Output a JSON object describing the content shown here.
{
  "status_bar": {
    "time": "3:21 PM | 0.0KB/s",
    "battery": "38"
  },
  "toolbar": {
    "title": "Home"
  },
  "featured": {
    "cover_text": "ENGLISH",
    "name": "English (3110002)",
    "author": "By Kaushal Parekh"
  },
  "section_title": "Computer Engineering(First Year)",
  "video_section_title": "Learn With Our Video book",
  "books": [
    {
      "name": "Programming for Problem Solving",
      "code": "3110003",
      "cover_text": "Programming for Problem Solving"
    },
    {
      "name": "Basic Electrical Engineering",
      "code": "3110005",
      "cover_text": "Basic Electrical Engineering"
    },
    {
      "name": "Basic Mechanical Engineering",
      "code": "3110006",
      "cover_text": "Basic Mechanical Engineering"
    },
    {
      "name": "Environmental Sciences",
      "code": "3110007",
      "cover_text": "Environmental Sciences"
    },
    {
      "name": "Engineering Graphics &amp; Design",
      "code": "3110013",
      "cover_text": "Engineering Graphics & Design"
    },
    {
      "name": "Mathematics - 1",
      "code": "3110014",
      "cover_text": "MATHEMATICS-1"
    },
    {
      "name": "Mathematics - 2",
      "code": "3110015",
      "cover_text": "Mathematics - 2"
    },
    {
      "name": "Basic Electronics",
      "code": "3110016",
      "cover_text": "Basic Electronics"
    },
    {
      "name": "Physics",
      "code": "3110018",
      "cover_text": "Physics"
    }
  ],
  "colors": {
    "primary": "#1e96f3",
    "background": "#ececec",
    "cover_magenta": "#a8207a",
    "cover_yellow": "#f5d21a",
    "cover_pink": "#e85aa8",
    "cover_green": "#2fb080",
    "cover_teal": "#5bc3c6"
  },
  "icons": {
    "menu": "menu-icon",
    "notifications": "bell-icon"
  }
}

++++++++++++++++++++

» **Written problem**
Return a copy of every line that includes the word "Electrical".

» **Answer to the problem**
      "name": "Basic Electrical Engineering",
      "cover_text": "Basic Electrical Engineering"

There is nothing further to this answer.